Which of the lines below contain the string "password"? Copy out each such line in full.

>> begin Data to use

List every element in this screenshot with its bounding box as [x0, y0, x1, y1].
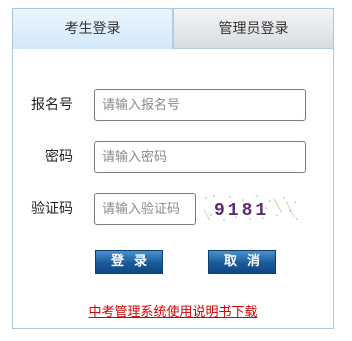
login-panel: 考生登录 管理员登录 报名号 密码 验证码 [12, 8, 334, 329]
login-button[interactable]: 登录 [95, 250, 163, 274]
cancel-button[interactable]: 取消 [208, 250, 276, 274]
password-label: 密码 [45, 149, 73, 165]
registration-label: 报名号 [31, 97, 73, 113]
captcha-label: 验证码 [31, 201, 73, 217]
login-tabs: 考生登录 管理员登录 [13, 9, 333, 49]
tab-student-login[interactable]: 考生登录 [13, 9, 173, 49]
captcha-input[interactable] [94, 193, 196, 225]
captcha-image[interactable]: 9181 [200, 193, 300, 223]
captcha-code: 9181 [214, 201, 269, 221]
registration-input[interactable] [94, 89, 306, 121]
tab-admin-login[interactable]: 管理员登录 [173, 9, 333, 49]
manual-download-link[interactable]: 中考管理系统使用说明书下载 [13, 301, 333, 320]
password-input[interactable] [94, 141, 306, 173]
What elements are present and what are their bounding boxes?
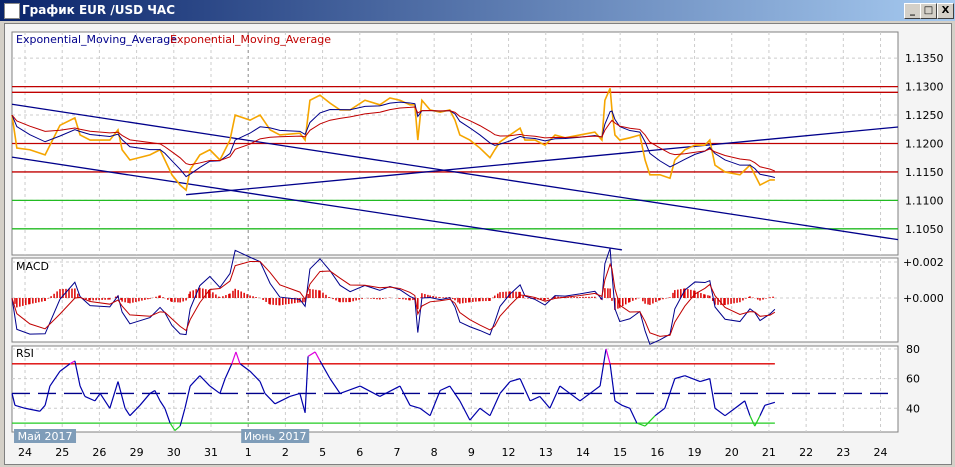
x-tick-label: 16	[650, 446, 664, 459]
rsi-axis-label: 60	[906, 373, 920, 386]
x-tick-label: 24	[18, 446, 32, 459]
rsi-axis-label: 80	[906, 343, 920, 356]
price-axis-label: 1.1300	[905, 81, 944, 94]
x-tick-label: 7	[393, 446, 400, 459]
x-tick-label: 21	[762, 446, 776, 459]
rsi-title: RSI	[16, 347, 34, 360]
x-tick-label: 30	[167, 446, 181, 459]
x-tick-label: 2	[282, 446, 289, 459]
month-label: Июнь 2017	[244, 430, 307, 443]
x-tick-label: 6	[356, 446, 363, 459]
x-tick-label: 9	[468, 446, 475, 459]
rsi-axis-label: 40	[906, 402, 920, 415]
x-tick-label: 1	[245, 446, 252, 459]
x-tick-label: 20	[725, 446, 739, 459]
x-tick-label: 8	[431, 446, 438, 459]
x-tick-label: 14	[576, 446, 590, 459]
x-tick-label: 29	[130, 446, 144, 459]
x-tick-label: 22	[799, 446, 813, 459]
macd-axis-label: +0.000	[903, 292, 944, 305]
price-axis-label: 1.1100	[905, 194, 944, 207]
eurusd-chart[interactable]: 24 25 26 29 30 31 1 2 5 6 7 8 9 12 13 14 15 16 19 20 21 22 23 2…	[0, 0, 955, 467]
macd-title: MACD	[16, 260, 49, 273]
x-tick-label: 26	[92, 446, 106, 459]
rsi-panel	[11, 345, 899, 433]
price-axis-label: 1.1350	[905, 52, 944, 65]
x-tick-label: 25	[55, 446, 69, 459]
month-label: Май 2017	[18, 430, 73, 443]
macd-axis-label: +0.002	[903, 256, 944, 269]
price-axis-label: 1.1050	[905, 223, 944, 236]
x-tick-label: 31	[204, 446, 218, 459]
price-axis-label: 1.1200	[905, 138, 944, 151]
price-axis-label: 1.1250	[905, 109, 944, 122]
x-tick-label: 23	[836, 446, 850, 459]
x-tick-label: 15	[613, 446, 627, 459]
x-tick-label: 13	[539, 446, 553, 459]
x-tick-label: 19	[688, 446, 702, 459]
x-tick-label: 24	[874, 446, 888, 459]
x-tick-label: 12	[502, 446, 516, 459]
legend-ema-fast: Exponential_Moving_Average	[16, 33, 177, 46]
legend-ema-slow: Exponential_Moving_Average	[170, 33, 331, 46]
price-axis-label: 1.1150	[905, 166, 944, 179]
x-tick-label: 5	[319, 446, 326, 459]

>> end Data to use

■ **Response**:
password-label: 密码 [45, 149, 73, 165]
password-input[interactable] [94, 141, 306, 173]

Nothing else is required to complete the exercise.